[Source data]
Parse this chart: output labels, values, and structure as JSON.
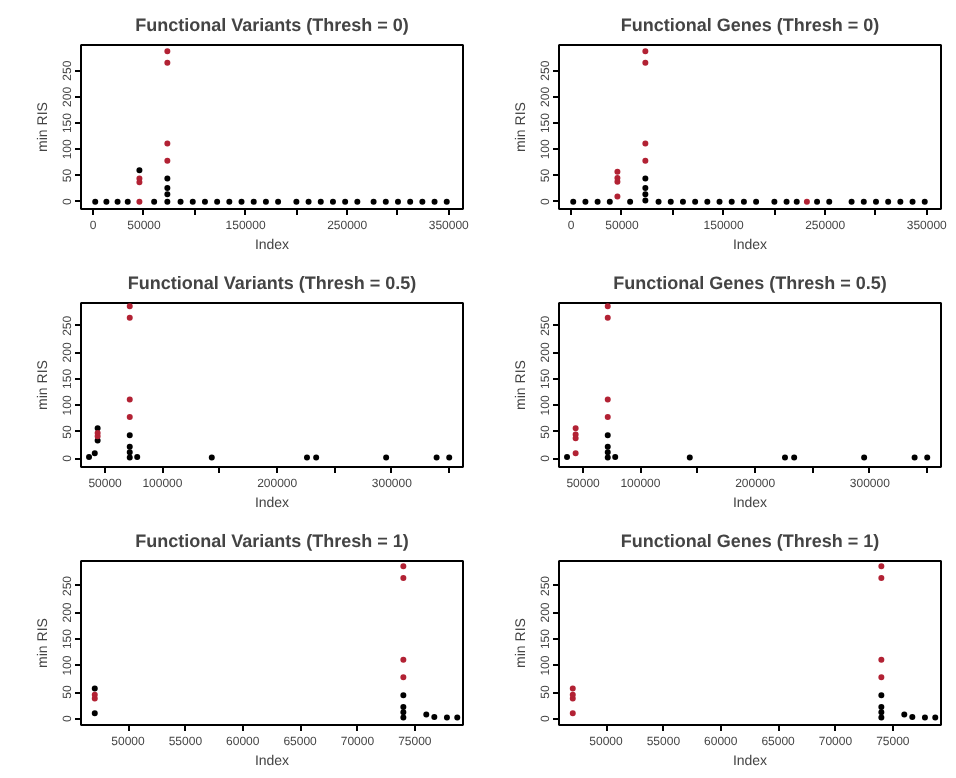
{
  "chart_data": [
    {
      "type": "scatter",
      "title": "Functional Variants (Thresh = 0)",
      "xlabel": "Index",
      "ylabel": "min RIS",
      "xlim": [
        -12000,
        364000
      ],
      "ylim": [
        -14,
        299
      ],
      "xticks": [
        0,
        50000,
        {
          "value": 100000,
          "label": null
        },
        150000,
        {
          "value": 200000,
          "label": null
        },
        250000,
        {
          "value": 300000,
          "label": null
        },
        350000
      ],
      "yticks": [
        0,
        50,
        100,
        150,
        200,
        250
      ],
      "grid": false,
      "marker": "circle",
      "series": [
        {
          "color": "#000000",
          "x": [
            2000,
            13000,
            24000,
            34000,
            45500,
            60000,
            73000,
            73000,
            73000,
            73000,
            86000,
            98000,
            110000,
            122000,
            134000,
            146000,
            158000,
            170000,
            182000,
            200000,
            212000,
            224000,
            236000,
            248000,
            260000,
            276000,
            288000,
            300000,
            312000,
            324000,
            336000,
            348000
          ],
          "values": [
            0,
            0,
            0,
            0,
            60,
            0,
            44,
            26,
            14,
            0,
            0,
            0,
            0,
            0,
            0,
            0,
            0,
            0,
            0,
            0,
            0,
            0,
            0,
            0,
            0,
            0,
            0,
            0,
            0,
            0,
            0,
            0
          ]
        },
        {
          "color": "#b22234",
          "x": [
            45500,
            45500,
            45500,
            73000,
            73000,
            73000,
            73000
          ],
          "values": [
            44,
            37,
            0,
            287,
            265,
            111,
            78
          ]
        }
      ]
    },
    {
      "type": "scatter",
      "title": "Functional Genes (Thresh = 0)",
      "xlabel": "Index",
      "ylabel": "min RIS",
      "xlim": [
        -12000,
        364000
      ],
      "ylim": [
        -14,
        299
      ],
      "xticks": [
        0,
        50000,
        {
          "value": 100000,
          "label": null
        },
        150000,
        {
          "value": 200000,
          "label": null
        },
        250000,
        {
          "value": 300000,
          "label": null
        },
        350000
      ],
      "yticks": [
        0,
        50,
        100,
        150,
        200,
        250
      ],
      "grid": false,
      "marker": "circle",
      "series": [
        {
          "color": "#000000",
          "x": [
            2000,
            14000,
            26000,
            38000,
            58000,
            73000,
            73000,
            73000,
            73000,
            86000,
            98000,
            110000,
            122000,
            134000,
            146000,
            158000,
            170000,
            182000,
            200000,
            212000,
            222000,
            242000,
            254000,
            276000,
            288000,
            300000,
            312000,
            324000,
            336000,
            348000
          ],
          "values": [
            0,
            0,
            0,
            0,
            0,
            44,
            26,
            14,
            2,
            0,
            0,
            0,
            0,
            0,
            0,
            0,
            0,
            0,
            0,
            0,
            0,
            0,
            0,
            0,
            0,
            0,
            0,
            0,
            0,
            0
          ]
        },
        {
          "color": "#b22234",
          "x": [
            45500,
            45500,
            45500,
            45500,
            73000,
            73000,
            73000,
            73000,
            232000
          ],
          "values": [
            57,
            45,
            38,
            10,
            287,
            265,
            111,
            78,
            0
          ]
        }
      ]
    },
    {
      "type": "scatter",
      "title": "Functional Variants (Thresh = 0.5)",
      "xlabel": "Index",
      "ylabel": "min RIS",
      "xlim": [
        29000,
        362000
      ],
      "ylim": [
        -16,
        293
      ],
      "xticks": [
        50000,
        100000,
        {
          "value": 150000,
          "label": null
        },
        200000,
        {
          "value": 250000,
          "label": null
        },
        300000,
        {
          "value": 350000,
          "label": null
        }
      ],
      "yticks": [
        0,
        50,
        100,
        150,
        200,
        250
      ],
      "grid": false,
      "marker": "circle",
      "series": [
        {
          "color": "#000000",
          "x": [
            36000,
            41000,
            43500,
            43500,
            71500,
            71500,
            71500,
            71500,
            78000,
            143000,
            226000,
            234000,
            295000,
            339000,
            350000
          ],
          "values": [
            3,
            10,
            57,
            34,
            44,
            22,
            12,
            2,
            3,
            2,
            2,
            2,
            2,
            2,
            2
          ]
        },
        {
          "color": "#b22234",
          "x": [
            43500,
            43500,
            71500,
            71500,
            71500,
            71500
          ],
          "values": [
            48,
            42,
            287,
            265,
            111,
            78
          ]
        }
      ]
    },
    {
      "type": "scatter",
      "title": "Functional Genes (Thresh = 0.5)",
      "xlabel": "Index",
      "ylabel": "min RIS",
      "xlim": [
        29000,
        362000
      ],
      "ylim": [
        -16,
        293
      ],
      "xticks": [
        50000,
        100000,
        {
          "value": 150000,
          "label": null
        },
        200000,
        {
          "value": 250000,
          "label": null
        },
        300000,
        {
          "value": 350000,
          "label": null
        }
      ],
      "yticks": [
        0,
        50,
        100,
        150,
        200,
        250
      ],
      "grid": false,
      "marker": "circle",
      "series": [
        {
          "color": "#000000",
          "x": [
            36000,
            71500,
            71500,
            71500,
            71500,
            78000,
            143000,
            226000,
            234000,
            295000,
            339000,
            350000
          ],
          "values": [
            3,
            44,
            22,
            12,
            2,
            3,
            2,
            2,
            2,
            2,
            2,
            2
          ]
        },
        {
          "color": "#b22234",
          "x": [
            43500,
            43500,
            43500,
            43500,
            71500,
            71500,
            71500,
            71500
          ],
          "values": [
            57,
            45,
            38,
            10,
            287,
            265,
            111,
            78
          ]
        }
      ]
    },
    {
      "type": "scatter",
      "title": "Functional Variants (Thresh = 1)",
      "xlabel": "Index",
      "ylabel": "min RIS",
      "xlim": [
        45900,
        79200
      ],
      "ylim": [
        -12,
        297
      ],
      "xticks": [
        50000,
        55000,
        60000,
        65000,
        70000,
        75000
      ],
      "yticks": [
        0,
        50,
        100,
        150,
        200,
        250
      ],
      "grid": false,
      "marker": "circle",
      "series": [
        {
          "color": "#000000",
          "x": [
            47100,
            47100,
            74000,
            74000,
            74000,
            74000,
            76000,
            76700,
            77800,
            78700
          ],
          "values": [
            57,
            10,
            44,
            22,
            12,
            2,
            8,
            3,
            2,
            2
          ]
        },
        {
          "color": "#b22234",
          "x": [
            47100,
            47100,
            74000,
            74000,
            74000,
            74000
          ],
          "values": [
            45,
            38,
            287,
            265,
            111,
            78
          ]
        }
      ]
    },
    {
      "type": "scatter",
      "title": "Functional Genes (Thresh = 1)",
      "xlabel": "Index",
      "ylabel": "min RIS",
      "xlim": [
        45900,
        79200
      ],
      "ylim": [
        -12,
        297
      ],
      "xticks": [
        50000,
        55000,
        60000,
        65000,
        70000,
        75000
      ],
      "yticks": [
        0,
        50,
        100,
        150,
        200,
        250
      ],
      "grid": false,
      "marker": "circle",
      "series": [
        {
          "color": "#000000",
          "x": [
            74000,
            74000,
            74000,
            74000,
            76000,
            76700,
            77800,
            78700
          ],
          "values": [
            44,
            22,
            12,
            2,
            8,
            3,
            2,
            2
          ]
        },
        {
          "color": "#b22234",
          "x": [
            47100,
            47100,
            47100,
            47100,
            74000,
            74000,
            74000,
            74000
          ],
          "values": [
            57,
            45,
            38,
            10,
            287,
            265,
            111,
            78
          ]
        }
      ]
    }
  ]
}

__Your objective__
Every record should be duplicated exactly, though any picture in it must be left out.

__Written solution__
Parse this chart: output labels, values, and structure as JSON.
{
  "chart_data": [
    {
      "type": "scatter",
      "title": "Functional Variants (Thresh = 0)",
      "xlabel": "Index",
      "ylabel": "min RIS",
      "xlim": [
        -12000,
        364000
      ],
      "ylim": [
        -14,
        299
      ],
      "xticks": [
        0,
        50000,
        {
          "value": 100000,
          "label": null
        },
        150000,
        {
          "value": 200000,
          "label": null
        },
        250000,
        {
          "value": 300000,
          "label": null
        },
        350000
      ],
      "yticks": [
        0,
        50,
        100,
        150,
        200,
        250
      ],
      "grid": false,
      "marker": "circle",
      "series": [
        {
          "color": "#000000",
          "x": [
            2000,
            13000,
            24000,
            34000,
            45500,
            60000,
            73000,
            73000,
            73000,
            73000,
            86000,
            98000,
            110000,
            122000,
            134000,
            146000,
            158000,
            170000,
            182000,
            200000,
            212000,
            224000,
            236000,
            248000,
            260000,
            276000,
            288000,
            300000,
            312000,
            324000,
            336000,
            348000
          ],
          "values": [
            0,
            0,
            0,
            0,
            60,
            0,
            44,
            26,
            14,
            0,
            0,
            0,
            0,
            0,
            0,
            0,
            0,
            0,
            0,
            0,
            0,
            0,
            0,
            0,
            0,
            0,
            0,
            0,
            0,
            0,
            0,
            0
          ]
        },
        {
          "color": "#b22234",
          "x": [
            45500,
            45500,
            45500,
            73000,
            73000,
            73000,
            73000
          ],
          "values": [
            44,
            37,
            0,
            287,
            265,
            111,
            78
          ]
        }
      ]
    },
    {
      "type": "scatter",
      "title": "Functional Genes (Thresh = 0)",
      "xlabel": "Index",
      "ylabel": "min RIS",
      "xlim": [
        -12000,
        364000
      ],
      "ylim": [
        -14,
        299
      ],
      "xticks": [
        0,
        50000,
        {
          "value": 100000,
          "label": null
        },
        150000,
        {
          "value": 200000,
          "label": null
        },
        250000,
        {
          "value": 300000,
          "label": null
        },
        350000
      ],
      "yticks": [
        0,
        50,
        100,
        150,
        200,
        250
      ],
      "grid": false,
      "marker": "circle",
      "series": [
        {
          "color": "#000000",
          "x": [
            2000,
            14000,
            26000,
            38000,
            58000,
            73000,
            73000,
            73000,
            73000,
            86000,
            98000,
            110000,
            122000,
            134000,
            146000,
            158000,
            170000,
            182000,
            200000,
            212000,
            222000,
            242000,
            254000,
            276000,
            288000,
            300000,
            312000,
            324000,
            336000,
            348000
          ],
          "values": [
            0,
            0,
            0,
            0,
            0,
            44,
            26,
            14,
            2,
            0,
            0,
            0,
            0,
            0,
            0,
            0,
            0,
            0,
            0,
            0,
            0,
            0,
            0,
            0,
            0,
            0,
            0,
            0,
            0,
            0
          ]
        },
        {
          "color": "#b22234",
          "x": [
            45500,
            45500,
            45500,
            45500,
            73000,
            73000,
            73000,
            73000,
            232000
          ],
          "values": [
            57,
            45,
            38,
            10,
            287,
            265,
            111,
            78,
            0
          ]
        }
      ]
    },
    {
      "type": "scatter",
      "title": "Functional Variants (Thresh = 0.5)",
      "xlabel": "Index",
      "ylabel": "min RIS",
      "xlim": [
        29000,
        362000
      ],
      "ylim": [
        -16,
        293
      ],
      "xticks": [
        50000,
        100000,
        {
          "value": 150000,
          "label": null
        },
        200000,
        {
          "value": 250000,
          "label": null
        },
        300000,
        {
          "value": 350000,
          "label": null
        }
      ],
      "yticks": [
        0,
        50,
        100,
        150,
        200,
        250
      ],
      "grid": false,
      "marker": "circle",
      "series": [
        {
          "color": "#000000",
          "x": [
            36000,
            41000,
            43500,
            43500,
            71500,
            71500,
            71500,
            71500,
            78000,
            143000,
            226000,
            234000,
            295000,
            339000,
            350000
          ],
          "values": [
            3,
            10,
            57,
            34,
            44,
            22,
            12,
            2,
            3,
            2,
            2,
            2,
            2,
            2,
            2
          ]
        },
        {
          "color": "#b22234",
          "x": [
            43500,
            43500,
            71500,
            71500,
            71500,
            71500
          ],
          "values": [
            48,
            42,
            287,
            265,
            111,
            78
          ]
        }
      ]
    },
    {
      "type": "scatter",
      "title": "Functional Genes (Thresh = 0.5)",
      "xlabel": "Index",
      "ylabel": "min RIS",
      "xlim": [
        29000,
        362000
      ],
      "ylim": [
        -16,
        293
      ],
      "xticks": [
        50000,
        100000,
        {
          "value": 150000,
          "label": null
        },
        200000,
        {
          "value": 250000,
          "label": null
        },
        300000,
        {
          "value": 350000,
          "label": null
        }
      ],
      "yticks": [
        0,
        50,
        100,
        150,
        200,
        250
      ],
      "grid": false,
      "marker": "circle",
      "series": [
        {
          "color": "#000000",
          "x": [
            36000,
            71500,
            71500,
            71500,
            71500,
            78000,
            143000,
            226000,
            234000,
            295000,
            339000,
            350000
          ],
          "values": [
            3,
            44,
            22,
            12,
            2,
            3,
            2,
            2,
            2,
            2,
            2,
            2
          ]
        },
        {
          "color": "#b22234",
          "x": [
            43500,
            43500,
            43500,
            43500,
            71500,
            71500,
            71500,
            71500
          ],
          "values": [
            57,
            45,
            38,
            10,
            287,
            265,
            111,
            78
          ]
        }
      ]
    },
    {
      "type": "scatter",
      "title": "Functional Variants (Thresh = 1)",
      "xlabel": "Index",
      "ylabel": "min RIS",
      "xlim": [
        45900,
        79200
      ],
      "ylim": [
        -12,
        297
      ],
      "xticks": [
        50000,
        55000,
        60000,
        65000,
        70000,
        75000
      ],
      "yticks": [
        0,
        50,
        100,
        150,
        200,
        250
      ],
      "grid": false,
      "marker": "circle",
      "series": [
        {
          "color": "#000000",
          "x": [
            47100,
            47100,
            74000,
            74000,
            74000,
            74000,
            76000,
            76700,
            77800,
            78700
          ],
          "values": [
            57,
            10,
            44,
            22,
            12,
            2,
            8,
            3,
            2,
            2
          ]
        },
        {
          "color": "#b22234",
          "x": [
            47100,
            47100,
            74000,
            74000,
            74000,
            74000
          ],
          "values": [
            45,
            38,
            287,
            265,
            111,
            78
          ]
        }
      ]
    },
    {
      "type": "scatter",
      "title": "Functional Genes (Thresh = 1)",
      "xlabel": "Index",
      "ylabel": "min RIS",
      "xlim": [
        45900,
        79200
      ],
      "ylim": [
        -12,
        297
      ],
      "xticks": [
        50000,
        55000,
        60000,
        65000,
        70000,
        75000
      ],
      "yticks": [
        0,
        50,
        100,
        150,
        200,
        250
      ],
      "grid": false,
      "marker": "circle",
      "series": [
        {
          "color": "#000000",
          "x": [
            74000,
            74000,
            74000,
            74000,
            76000,
            76700,
            77800,
            78700
          ],
          "values": [
            44,
            22,
            12,
            2,
            8,
            3,
            2,
            2
          ]
        },
        {
          "color": "#b22234",
          "x": [
            47100,
            47100,
            47100,
            47100,
            74000,
            74000,
            74000,
            74000
          ],
          "values": [
            57,
            45,
            38,
            10,
            287,
            265,
            111,
            78
          ]
        }
      ]
    }
  ]
}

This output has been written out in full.